[Dataset items]
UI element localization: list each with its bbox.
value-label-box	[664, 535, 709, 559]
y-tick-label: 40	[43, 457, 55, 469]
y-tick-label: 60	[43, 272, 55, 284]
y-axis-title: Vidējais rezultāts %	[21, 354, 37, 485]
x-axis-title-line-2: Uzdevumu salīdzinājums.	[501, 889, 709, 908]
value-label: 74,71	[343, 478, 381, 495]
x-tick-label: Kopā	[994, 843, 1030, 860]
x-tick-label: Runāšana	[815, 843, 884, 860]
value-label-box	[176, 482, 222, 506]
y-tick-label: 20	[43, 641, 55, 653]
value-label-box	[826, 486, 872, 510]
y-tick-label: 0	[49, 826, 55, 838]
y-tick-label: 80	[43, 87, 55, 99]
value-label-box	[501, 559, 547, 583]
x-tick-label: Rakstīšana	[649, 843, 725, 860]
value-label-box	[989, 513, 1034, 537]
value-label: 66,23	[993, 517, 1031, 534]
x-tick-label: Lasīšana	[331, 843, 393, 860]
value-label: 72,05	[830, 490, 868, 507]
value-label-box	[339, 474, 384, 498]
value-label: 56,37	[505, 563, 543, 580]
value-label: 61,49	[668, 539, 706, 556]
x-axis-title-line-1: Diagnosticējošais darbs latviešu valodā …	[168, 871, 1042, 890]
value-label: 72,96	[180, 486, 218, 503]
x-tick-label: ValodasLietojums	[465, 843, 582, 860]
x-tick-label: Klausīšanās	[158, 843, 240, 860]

- **Your instructions**
Copy every line of the records above verbatim.

- **Completed task**
UI element localization: list each with its bbox.
value-label-box	[664, 535, 709, 559]
y-tick-label: 40	[43, 457, 55, 469]
y-tick-label: 60	[43, 272, 55, 284]
y-axis-title: Vidējais rezultāts %	[21, 354, 37, 485]
x-axis-title-line-2: Uzdevumu salīdzinājums.	[501, 889, 709, 908]
value-label: 74,71	[343, 478, 381, 495]
x-tick-label: Kopā	[994, 843, 1030, 860]
x-tick-label: Runāšana	[815, 843, 884, 860]
value-label-box	[176, 482, 222, 506]
y-tick-label: 20	[43, 641, 55, 653]
value-label-box	[826, 486, 872, 510]
y-tick-label: 0	[49, 826, 55, 838]
y-tick-label: 80	[43, 87, 55, 99]
value-label-box	[501, 559, 547, 583]
x-tick-label: Rakstīšana	[649, 843, 725, 860]
value-label-box	[989, 513, 1034, 537]
value-label: 66,23	[993, 517, 1031, 534]
x-tick-label: Lasīšana	[331, 843, 393, 860]
value-label: 72,05	[830, 490, 868, 507]
value-label-box	[339, 474, 384, 498]
value-label: 56,37	[505, 563, 543, 580]
value-label: 61,49	[668, 539, 706, 556]
x-axis-title-line-1: Diagnosticējošais darbs latviešu valodā …	[168, 871, 1042, 890]
value-label: 72,96	[180, 486, 218, 503]
x-tick-label: ValodasLietojums	[465, 843, 582, 860]
x-tick-label: Klausīšanās	[158, 843, 240, 860]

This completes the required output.